━━━ Tekstfragment

Eindtijdstudie


DEEL 2 - RICHT JE OP GOD

 

HEILIGING

Voordat we ons gaan bezig houden met de wederkomst van Jezus Christus, allereerst een oproep. Een bijbelse oproep om je bezig te houden met God en zijn woord. Dat is heel belangrijk in de tijd waarin we nu leven, zoals je zult merken als je leest wat er in de bijbel over geschreven wordt. Wanneer je acht slaat op de dingen die vandaag de dag gebeuren, moeten juist de gelovigen gaan staan in het geloof. Er slapen veel gelovigen. (Als je slaapt dan lig je, maar je moet wakker worden en gaan staan.) Daarom staan we eerst stil bij deze belangrijke bijbelse oproep.

 

Luc 21: 28 (rede over de laatste dingen) Wanneer deze dingen beginnen te geschieden, richt u op en heft uw hoofden omhoog, want uw verlossing genaakt.' We moeten dus alert zijn en blijven en ons op God richten.

 

Onze verlossing ‘genaakt’, dat betekent dat we deze verwachten.

 

We moeten de wederkomst niet loskoppelen met onze levenswandel. Het is belangrijk je te realiseren dat je heel theoretisch over de wederkomst kunt spreken, maar als je er niet naar handelt en wandelt, heb je er eigenlijk niets aan. Het gevaar dreigt dat je verwaand wordt door de kennis die je hebt verkregen, je kunt elkaar daar mee om de oren slaan. Maar… het moet een deel van je worden. Als je bij de Heer hoort, hoor je bij de Gemeente van de Here Jezus. Je moet je oprichten, je hoofd opheffen, gaan staan in het geloof en je klaar maken om je Heer te ontmoeten.

 

Rom 13: 11-12 Gij verstaat immers de tijd wel, dat het thans voor u de ure is om uit de slaap te ontwaken. Want het heil is ons nu meer nabij dan toen wij tot het geloof kwamen. De nacht is ver gevorderd, de dag is nabij. Laten wij dan de werken der duisternis afleggen en aandoen de wapenen des lichts!  Laten we ons dus oprichten tot God en niet onze aandacht laten afleiden door wereldse zaken. We moeten de wapenen des lichts aandoen, want de morgen komt eraan. Nu leven we in de nacht, deze is ver gevorderd. Hoe verder de nacht gevorderd is, hoe langer het zonlicht weg is, hoe donkerder het is; dat betekent: hoe meer zonde er heerst.

━━━━━━
━━━ Geëxtraheerde vermeldingen

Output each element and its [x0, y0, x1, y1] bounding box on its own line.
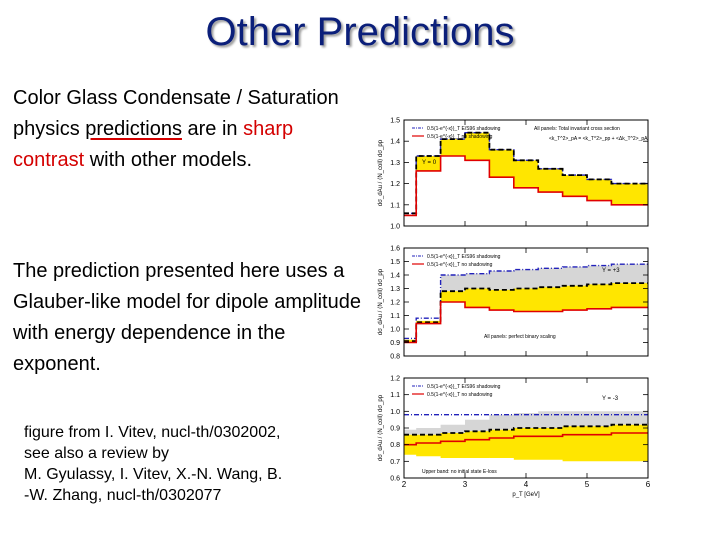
red-solid-line — [404, 432, 648, 446]
paragraph-glauber: The prediction presented here uses a Gla… — [13, 260, 361, 375]
y-tick-label: 1.5 — [390, 118, 400, 125]
y-tick-label: 1.0 — [390, 327, 400, 334]
yellow-band — [404, 283, 648, 343]
para1-text-e: with other models. — [84, 149, 253, 171]
y-tick-label: 1.2 — [390, 181, 400, 188]
x-axis-label: p_T [GeV] — [512, 492, 540, 498]
panel-2: 0.8 0.9 1.0 1.1 1.2 1.3 1.4 1.5 1.6 dσ_dAu / ⟨N_c… — [377, 246, 649, 361]
y-tick-label: 1.3 — [390, 286, 400, 293]
x-tick-label: 6 — [646, 480, 651, 489]
y-tick-label: 0.9 — [390, 340, 400, 347]
x-tick-label: 5 — [585, 480, 590, 489]
y-tick-label: 1.1 — [390, 313, 400, 320]
slide-title: Other Predictions — [205, 10, 515, 54]
citation-line-4: -W. Zhang, nucl-th/0302077 — [24, 487, 222, 504]
ratio-figure: 1.0 1.1 1.2 1.3 1.4 1.5 dσ_dAu / ⟨N_coll⟩ dσ_p… — [377, 118, 651, 499]
y-tick-label: 1.2 — [390, 300, 400, 307]
para1-text-c: are in — [181, 118, 244, 140]
red-solid-line — [404, 301, 648, 344]
grey-band — [404, 411, 648, 435]
citation: figure from I. Vitev, nucl-th/0302002, s… — [24, 422, 364, 506]
y-axis-label: dσ_dAu / ⟨N_coll⟩ dσ_pp — [377, 268, 384, 335]
y-tick-label: 1.0 — [390, 409, 400, 416]
legend-entry-1: 0.5(1-e^{-x})_T E/S96 shadowing — [427, 254, 501, 260]
rapidity-label: Y = -3 — [602, 396, 619, 402]
x-tick-label: 4 — [524, 480, 529, 489]
annotation-kt-broadening: <k_T^2>_pA = <k_T^2>_pp + <Δk_T^2>_pA — [549, 136, 648, 142]
annotation-upper-band: Upper band: no initial state E-loss — [422, 469, 497, 475]
legend-entry-1: 0.5(1-e^{-x})_T E/S96 shadowing — [427, 126, 501, 132]
y-tick-label: 0.9 — [390, 426, 400, 433]
grey-band — [404, 264, 648, 340]
paragraph-cgc: Color Glass Condensate / Saturation phys… — [13, 83, 358, 176]
panel-3: 0.6 0.7 0.8 0.9 1.0 1.1 1.2 dσ_dAu / ⟨N_coll⟩ d… — [377, 376, 649, 483]
y-tick-label: 1.4 — [390, 273, 400, 280]
y-tick-label: 1.1 — [390, 202, 400, 209]
predictions-underlined: predictions — [85, 118, 182, 140]
x-tick-label: 3 — [463, 480, 468, 489]
yellow-band — [404, 424, 648, 462]
black-dashed-line — [404, 423, 648, 436]
legend-entry-1: 0.5(1-e^{-x})_T E/S96 shadowing — [427, 384, 501, 390]
citation-line-3: M. Gyulassy, I. Vitev, X.-N. Wang, B. — [24, 466, 283, 483]
y-axis-label: dσ_dAu / ⟨N_coll⟩ dσ_pp — [377, 394, 384, 461]
legend-entry-2: 0.5(1-e^{-x})_T no shadowing — [427, 262, 493, 268]
y-tick-label: 0.7 — [390, 459, 400, 466]
y-tick-label: 1.5 — [390, 259, 400, 266]
y-tick-label: 1.1 — [390, 392, 400, 399]
yellow-band — [404, 132, 648, 216]
rapidity-label: Y = 0 — [422, 160, 437, 166]
legend-entry-2: 0.5(1-e^{-x})_T no shadowing — [427, 134, 493, 140]
annotation-binary-scaling: All panels: perfect binary scaling — [484, 334, 556, 340]
y-tick-label: 1.4 — [390, 139, 400, 146]
y-tick-label: 0.6 — [390, 476, 400, 483]
y-tick-label: 0.8 — [390, 354, 400, 361]
y-tick-label: 1.2 — [390, 376, 400, 383]
rapidity-label: Y = +3 — [602, 268, 620, 274]
y-tick-label: 1.6 — [390, 246, 400, 253]
black-dashed-line — [404, 131, 648, 215]
annotation-total-cross-section: All panels: Total invariant cross sectio… — [534, 126, 620, 132]
para1-text-a: Color Glass Condensate / Saturation phys… — [13, 87, 339, 140]
y-tick-label: 1.3 — [390, 160, 400, 167]
y-tick-label: 1.0 — [390, 224, 400, 231]
y-tick-label: 0.8 — [390, 442, 400, 449]
legend-entry-2: 0.5(1-e^{-x})_T no shadowing — [427, 392, 493, 398]
sharp-contrast-highlight: sharp contrast — [13, 118, 294, 171]
panel-1: 1.0 1.1 1.2 1.3 1.4 1.5 dσ_dAu / ⟨N_coll⟩ dσ_p… — [377, 118, 649, 231]
red-solid-line — [404, 155, 648, 217]
citation-line-1: figure from I. Vitev, nucl-th/0302002, — [24, 424, 281, 441]
x-tick-label: 2 — [402, 480, 407, 489]
y-axis-label: dσ_dAu / ⟨N_coll⟩ dσ_pp — [377, 139, 384, 206]
citation-line-2: see also a review by — [24, 445, 169, 462]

━━━━━━

__Opgaven__.
1. Beantwoord de volgende vragen over het tekstfragment over de wederkomst.
(a) Uit welk bijbelgedeelte komt de oproep "richt u op en heft uw hoofden omhoog"?
(b) Wat betekent het volgens de tekst dat onze verlossing "genaakt"?
(c) Wat betekent het volgens de uitleg bij Romeinen 13 dat de nacht verder gevorderd is?
2. Schrijf het tekstfragment over de wederkomst verder na de laatste zin.

__Antwoorden__.
1.
(a) Lucas 21: 28.
(b) Het betekent dat we de verlossing verwachten.
(c) Hoe verder de nacht gevorderd is, hoe meer zonde er heerst.

2.
Ef 4: 17-24 Dit zeg ik dan en betuig ik in de Here, dat gij niet langer moogt wandelen zoals ook de heidenen wandelen, in de ijdelheid van hun denken, verduisterd in hun verstand, vervreemd van het leven Gods om de onwetendheid, die in hen heerst, om de verharding van hun hart. Zij hebben zich immers in hun verdoving overgegeven aan losbandigheid om gretig winst te slaan uit allerlei onreinheid. Maar gij geheel anders: gij hebt Christus leren kennen. Gij hebt toch van Hem gehoord en zijt in Hem onderwezen, gelijk dit de waarheid is in Jezus, dat gij, wat uw vroegere wandel betreft, de oude mens aflegt, die ten verderve gaat, naar zijn misleidende begeerten, dat gij verjongt wordt door de geest van uw denken, en de nieuwe mens aandoet, die naar de wil van God geschapen is in waarachtige gerechtigheid en heiligheid.' Dit betekent dat we onze oude menselijke natuur, als oude kleren, uit moeten trekken en de nieuwe natuur, in Christus, aantrekken.

 

We moeten in deze tijd onze verantwoordelijkheid nemen en ons nog meer afzonderen (=heiligen).

 

Openb 22: 11 (over de tijd die vooraf gaat aan de wederkomst) Wie onrecht doet, hij doet nog meer onrecht; wie vuil is, hij worde nog vuiler; wie rechtvaardig is, hij bewijze nog meer rechtvaardigheid; wie heilig is, hij worde nog meer geheiligd.'

Dit zegt de Here Jezus tegen de Gemeente. Ieders eigenschappen worden in de tijd voor de wederkomst, nog intenser.

 

We moeten worden vervuld met de waarheid en daarin groeien.

Kolos 1: 9b t/m 14...dat gij met de rechte kennis van zijn wil vervuld moogt worden, in alle wijsheid en geestelijk inzicht, 

(Paulus bidt hier om ware kennis van Gods wil door alle wijsheid en geestelijk inzicht om)… om de Here waardig te wandelen, Hem in alles te behagen, in alle goed werk vrucht te dragen en op te wassen in de rechte kennis van God. (Met opwassen wordt ‘groeien’ bedoeld.) Nu volgt een geweldige belofte daarop: Zo wordt gij met alle kracht bekrachtigd naar de macht zijner heerlijkheid tot alle volharding en geduld,  en dankt gij met blijdschap de Vader, die u toebereid heeft voor het erfdeel der heiligen in het licht.'

(1 Kor 2: 9 Maar, gelijk geschreven staat: Wat geen oog heeft gezien en geen oor heeft gehoord en wat in geen mensenhart is opgekomen, al wat God heeft bereid voor degenen, die Hem liefhebben.)!!!

Je moet daarom steeds de Vader danken voor datgene wat hij voor jou in petto heeft.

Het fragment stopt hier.